**Objective**
Look through the material and copy each line holding "reading".

**Records shown**

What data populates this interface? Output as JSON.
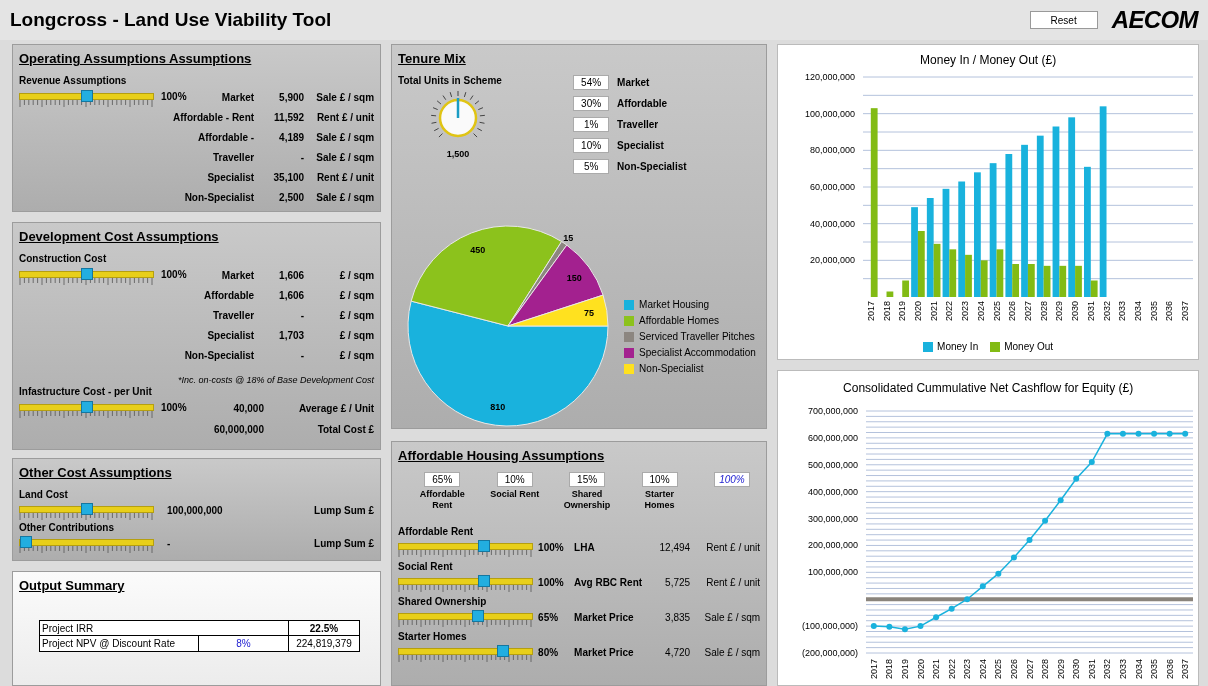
{
  "header": {
    "title": "Longcross - Land Use Viability Tool",
    "reset_button": "Reset",
    "logo": "AECOM"
  },
  "operating_assumptions": {
    "title": "Operating Assumptions Assumptions",
    "slider_label": "Revenue Assumptions",
    "slider": {
      "level": 0.5,
      "reading": "100%"
    },
    "rows": [
      {
        "label": "Market",
        "value": "5,900",
        "unit": "Sale £ / sqm"
      },
      {
        "label": "Affordable - Rent",
        "value": "11,592",
        "unit": "Rent £ / unit"
      },
      {
        "label": "Affordable -",
        "value": "4,189",
        "unit": "Sale £ / sqm"
      },
      {
        "label": "Traveller",
        "value": "-",
        "unit": "Sale £ / sqm"
      },
      {
        "label": "Specialist",
        "value": "35,100",
        "unit": "Rent £ / unit"
      },
      {
        "label": "Non-Specialist",
        "value": "2,500",
        "unit": "Sale £ / sqm"
      }
    ]
  },
  "development_cost": {
    "title": "Development Cost Assumptions",
    "slider_label": "Construction Cost",
    "slider": {
      "level": 0.5,
      "reading": "100%"
    },
    "rows": [
      {
        "label": "Market",
        "value": "1,606",
        "unit": "£ / sqm"
      },
      {
        "label": "Affordable",
        "value": "1,606",
        "unit": "£ / sqm"
      },
      {
        "label": "Traveller",
        "value": "-",
        "unit": "£ / sqm"
      },
      {
        "label": "Specialist",
        "value": "1,703",
        "unit": "£ / sqm"
      },
      {
        "label": "Non-Specialist",
        "value": "-",
        "unit": "£ / sqm"
      }
    ],
    "note": "*Inc. on-costs @ 18% of Base Development Cost",
    "infrastructure": {
      "label": "Infastructure Cost - per Unit",
      "level": 0.5,
      "reading": "100%",
      "value": "40,000",
      "unit": "Average £ / Unit",
      "total_value": "60,000,000",
      "total_unit": "Total Cost £"
    }
  },
  "other_cost": {
    "title": "Other Cost Assumptions",
    "items": [
      {
        "label": "Land Cost",
        "level": 0.5,
        "value": "100,000,000",
        "unit": "Lump Sum £"
      },
      {
        "label": "Other Contributions",
        "level": 0,
        "value": "-",
        "unit": "Lump Sum £"
      }
    ]
  },
  "output_summary": {
    "title": "Output Summary",
    "irr": {
      "label": "Project IRR",
      "value": "22.5%"
    },
    "npv": {
      "label": "Project NPV @ Discount Rate",
      "rate": "8%",
      "value": "224,819,379"
    }
  },
  "tenure_mix": {
    "title": "Tenure Mix",
    "dial": {
      "label": "Total Units in Scheme",
      "value": "1,500"
    },
    "shares": [
      {
        "value": "54%",
        "label": "Market"
      },
      {
        "value": "30%",
        "label": "Affordable"
      },
      {
        "value": "1%",
        "label": "Traveller"
      },
      {
        "value": "10%",
        "label": "Specialist"
      },
      {
        "value": "5%",
        "label": "Non-Specialist"
      }
    ],
    "chart_data": {
      "type": "pie",
      "categories": [
        "Market Housing",
        "Affordable Homes",
        "Serviced Traveller Pitches",
        "Specialist Accommodation",
        "Non-Specialist"
      ],
      "values": [
        810,
        450,
        15,
        150,
        75
      ],
      "colors": [
        "#19b2dd",
        "#8cc21c",
        "#8c8680",
        "#a3218f",
        "#ffe11f"
      ],
      "data_labels": true,
      "legend": true
    }
  },
  "affordable_housing": {
    "title": "Affordable Housing Assumptions",
    "shares": [
      {
        "value": "65%",
        "label": "Affordable Rent"
      },
      {
        "value": "10%",
        "label": "Social Rent"
      },
      {
        "value": "15%",
        "label": "Shared Ownership"
      },
      {
        "value": "10%",
        "label": "Starter Homes"
      }
    ],
    "total": "100%",
    "sliders": [
      {
        "label": "Affordable Rent",
        "level": 0.65,
        "reading": "100%",
        "basis": "LHA",
        "value": "12,494",
        "unit": "Rent £ / unit"
      },
      {
        "label": "Social Rent",
        "level": 0.65,
        "reading": "100%",
        "basis": "Avg RBC Rent",
        "value": "5,725",
        "unit": "Rent £ / unit"
      },
      {
        "label": "Shared Ownership",
        "level": 0.6,
        "reading": "65%",
        "basis": "Market Price",
        "value": "3,835",
        "unit": "Sale £ / sqm"
      },
      {
        "label": "Starter Homes",
        "level": 0.8,
        "reading": "80%",
        "basis": "Market Price",
        "value": "4,720",
        "unit": "Sale £ / sqm"
      }
    ]
  },
  "money_chart": {
    "chart_data": {
      "type": "bar",
      "title": "Money In / Money Out (£)",
      "categories": [
        "2017",
        "2018",
        "2019",
        "2020",
        "2021",
        "2022",
        "2023",
        "2024",
        "2025",
        "2026",
        "2027",
        "2028",
        "2029",
        "2030",
        "2031",
        "2032",
        "2033",
        "2034",
        "2035",
        "2036",
        "2037"
      ],
      "series": [
        {
          "name": "Money In",
          "color": "#19b2dd",
          "values": [
            null,
            null,
            null,
            49000000,
            54000000,
            59000000,
            63000000,
            68000000,
            73000000,
            78000000,
            83000000,
            88000000,
            93000000,
            98000000,
            71000000,
            104000000,
            null,
            null,
            null,
            null,
            null
          ]
        },
        {
          "name": "Money Out",
          "color": "#82bb14",
          "values": [
            103000000,
            3000000,
            9000000,
            36000000,
            29000000,
            26000000,
            23000000,
            20000000,
            26000000,
            18000000,
            18000000,
            17000000,
            17000000,
            17000000,
            9000000,
            null,
            null,
            null,
            null,
            null,
            null
          ]
        }
      ],
      "ylim": [
        0,
        120000000
      ],
      "grid": true,
      "legend": true,
      "yticks": [
        {
          "value": 20000000,
          "label": "20,000,000"
        },
        {
          "value": 40000000,
          "label": "40,000,000"
        },
        {
          "value": 60000000,
          "label": "60,000,000"
        },
        {
          "value": 80000000,
          "label": "80,000,000"
        },
        {
          "value": 100000000,
          "label": "100,000,000"
        },
        {
          "value": 120000000,
          "label": "120,000,000"
        }
      ]
    }
  },
  "cashflow_chart": {
    "chart_data": {
      "type": "line",
      "title": "Consolidated Cummulative Net Cashflow for Equity (£)",
      "categories": [
        "2017",
        "2018",
        "2019",
        "2020",
        "2021",
        "2022",
        "2023",
        "2024",
        "2025",
        "2026",
        "2027",
        "2028",
        "2029",
        "2030",
        "2031",
        "2032",
        "2033",
        "2034",
        "2035",
        "2036",
        "2037"
      ],
      "grid": true,
      "series": [
        {
          "color": "#19b2dd",
          "marker": "circle",
          "values": [
            -100000000,
            -102000000,
            -112000000,
            -100000000,
            -67000000,
            -35000000,
            0,
            48000000,
            95000000,
            155000000,
            220000000,
            292000000,
            368000000,
            448000000,
            510000000,
            615000000,
            615000000,
            615000000,
            615000000,
            615000000,
            615000000
          ]
        }
      ],
      "ylim": [
        -200000000,
        700000000
      ],
      "yticks": [
        {
          "value": -200000000,
          "label": "(200,000,000)"
        },
        {
          "value": -100000000,
          "label": "(100,000,000)"
        },
        {
          "value": 100000000,
          "label": "100,000,000"
        },
        {
          "value": 200000000,
          "label": "200,000,000"
        },
        {
          "value": 300000000,
          "label": "300,000,000"
        },
        {
          "value": 400000000,
          "label": "400,000,000"
        },
        {
          "value": 500000000,
          "label": "500,000,000"
        },
        {
          "value": 600000000,
          "label": "600,000,000"
        },
        {
          "value": 700000000,
          "label": "700,000,000"
        }
      ]
    }
  }
}
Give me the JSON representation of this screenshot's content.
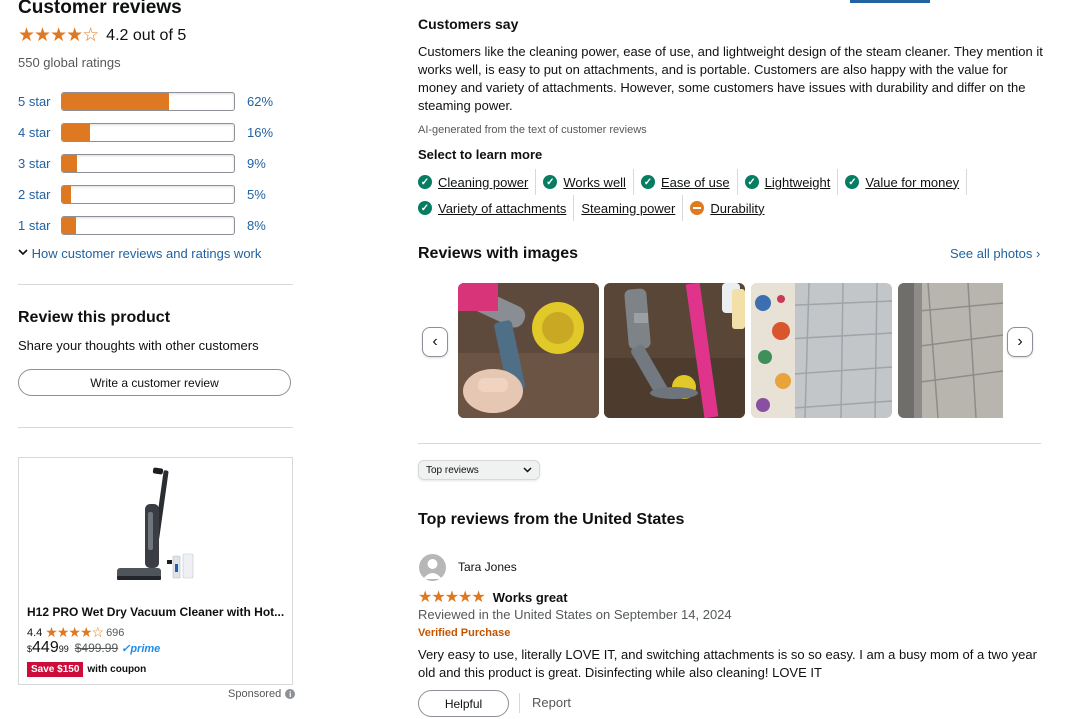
{
  "summary": {
    "title": "Customer reviews",
    "stars": "★★★★☆",
    "rating_text": "4.2 out of 5",
    "global_ratings": "550 global ratings",
    "histogram": [
      {
        "label": "5 star",
        "pct": "62%",
        "value": 62
      },
      {
        "label": "4 star",
        "pct": "16%",
        "value": 16
      },
      {
        "label": "3 star",
        "pct": "9%",
        "value": 9
      },
      {
        "label": "2 star",
        "pct": "5%",
        "value": 5
      },
      {
        "label": "1 star",
        "pct": "8%",
        "value": 8
      }
    ],
    "how_link": "How customer reviews and ratings work"
  },
  "review_product": {
    "title": "Review this product",
    "subtitle": "Share your thoughts with other customers",
    "button": "Write a customer review"
  },
  "ad": {
    "name": "H12 PRO Wet Dry Vacuum Cleaner with Hot...",
    "rating": "4.4",
    "stars": "★★★★☆",
    "count": "696",
    "price_symbol": "$",
    "price_whole": "449",
    "price_fraction": "99",
    "list_price": "$499.99",
    "prime": "✓prime",
    "save_badge": "Save $150",
    "coupon": "with coupon",
    "sponsored": "Sponsored",
    "info": "i"
  },
  "customers_say": {
    "title": "Customers say",
    "text": "Customers like the cleaning power, ease of use, and lightweight design of the steam cleaner. They mention it works well, is easy to put on attachments, and is portable. Customers are also happy with the value for money and variety of attachments. However, some customers have issues with durability and differ on the steaming power.",
    "ai_note": "AI-generated from the text of customer reviews",
    "select_more": "Select to learn more",
    "aspects": [
      {
        "label": "Cleaning power",
        "sentiment": "positive"
      },
      {
        "label": "Works well",
        "sentiment": "positive"
      },
      {
        "label": "Ease of use",
        "sentiment": "positive"
      },
      {
        "label": "Lightweight",
        "sentiment": "positive"
      },
      {
        "label": "Value for money",
        "sentiment": "positive"
      },
      {
        "label": "Variety of attachments",
        "sentiment": "positive"
      },
      {
        "label": "Steaming power",
        "sentiment": "mixed"
      },
      {
        "label": "Durability",
        "sentiment": "negative"
      }
    ]
  },
  "images_section": {
    "title": "Reviews with images",
    "see_all": "See all photos ›",
    "prev": "‹",
    "next": "›"
  },
  "sort": {
    "selected": "Top reviews",
    "chevron": "⌄"
  },
  "top_reviews": {
    "title": "Top reviews from the United States",
    "review": {
      "author": "Tara Jones",
      "stars": "★★★★★",
      "headline": "Works great",
      "date": "Reviewed in the United States on September 14, 2024",
      "verified": "Verified Purchase",
      "body": "Very easy to use, literally LOVE IT, and switching attachments is so so easy. I am a busy mom of a two year old and this product is great. Disinfecting while also cleaning! LOVE IT",
      "helpful": "Helpful",
      "report": "Report"
    }
  },
  "colors": {
    "star": "#de7921",
    "link": "#2162a1",
    "positive": "#067d62",
    "negative": "#e07a1f",
    "save": "#cc0c39"
  }
}
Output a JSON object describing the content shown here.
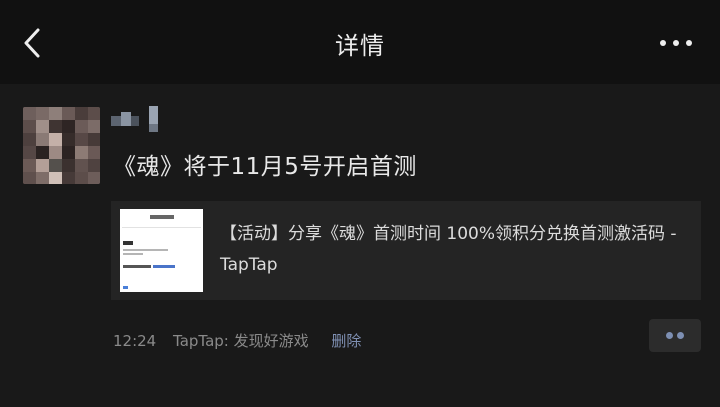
{
  "header": {
    "title": "详情"
  },
  "post": {
    "text": "《魂》将于11月5号开启首测",
    "link_card": {
      "title": "【活动】分享《魂》首测时间 100%领积分兑换首测激活码 - TapTap"
    },
    "meta": {
      "time": "12:24",
      "source": "TapTap: 发现好游戏",
      "delete_label": "删除"
    }
  }
}
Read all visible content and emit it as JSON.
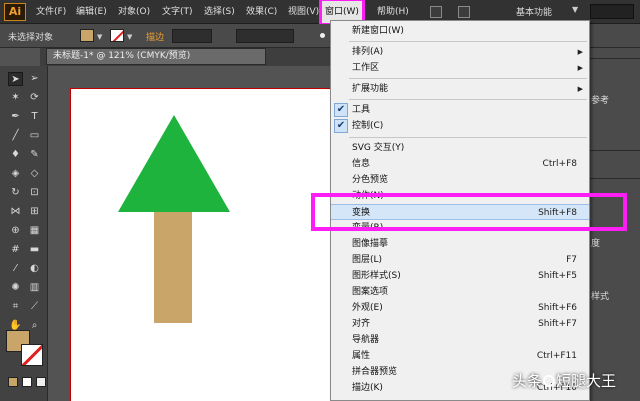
{
  "app": {
    "logo": "Ai"
  },
  "menubar": {
    "items": [
      {
        "label": "文件(F)"
      },
      {
        "label": "编辑(E)"
      },
      {
        "label": "对象(O)"
      },
      {
        "label": "文字(T)"
      },
      {
        "label": "选择(S)"
      },
      {
        "label": "效果(C)"
      },
      {
        "label": "视图(V)"
      },
      {
        "label": "窗口(W)"
      },
      {
        "label": "帮助(H)"
      }
    ],
    "workspace": "基本功能"
  },
  "control_bar": {
    "selection_status": "未选择对象",
    "stroke_label": "描边",
    "fill_color": "#c9a56a",
    "stroke_color": "#ffffff"
  },
  "document_tab": {
    "title": "未标题-1* @ 121% (CMYK/预览)"
  },
  "window_menu": {
    "items": [
      {
        "label": "新建窗口(W)",
        "shortcut": ""
      },
      {
        "label": "排列(A)",
        "shortcut": "",
        "submenu": true
      },
      {
        "label": "工作区",
        "shortcut": "",
        "submenu": true
      },
      {
        "label": "扩展功能",
        "shortcut": "",
        "submenu": true
      },
      {
        "label": "工具",
        "shortcut": "",
        "checked": true
      },
      {
        "label": "控制(C)",
        "shortcut": "",
        "checked": true
      },
      {
        "label": "SVG 交互(Y)",
        "shortcut": ""
      },
      {
        "label": "信息",
        "shortcut": "Ctrl+F8"
      },
      {
        "label": "分色预览",
        "shortcut": ""
      },
      {
        "label": "动作(N)",
        "shortcut": ""
      },
      {
        "label": "变换",
        "shortcut": "Shift+F8"
      },
      {
        "label": "变量(R)",
        "shortcut": ""
      },
      {
        "label": "图像描摹",
        "shortcut": ""
      },
      {
        "label": "图层(L)",
        "shortcut": "F7"
      },
      {
        "label": "图形样式(S)",
        "shortcut": "Shift+F5"
      },
      {
        "label": "图案选项",
        "shortcut": ""
      },
      {
        "label": "外观(E)",
        "shortcut": "Shift+F6"
      },
      {
        "label": "对齐",
        "shortcut": "Shift+F7"
      },
      {
        "label": "导航器",
        "shortcut": ""
      },
      {
        "label": "属性",
        "shortcut": "Ctrl+F11"
      },
      {
        "label": "拼合器预览",
        "shortcut": ""
      },
      {
        "label": "描边(K)",
        "shortcut": "Ctrl+F10"
      }
    ]
  },
  "panels": {
    "labels": [
      "参考",
      "度",
      "样式"
    ]
  },
  "canvas": {
    "tree_top_color": "#1db33c",
    "tree_trunk_color": "#c9a56a"
  },
  "watermark": {
    "prefix": "头条",
    "author": "短腿大王"
  },
  "highlight_color": "#ff1df5"
}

**Result for this exercise**
      "reading": "100%"
      "reading": "100%"
      "reading": "100%",
        "reading": "100%",
        "reading": "100%",
        "reading": "65%",
        "reading": "80%",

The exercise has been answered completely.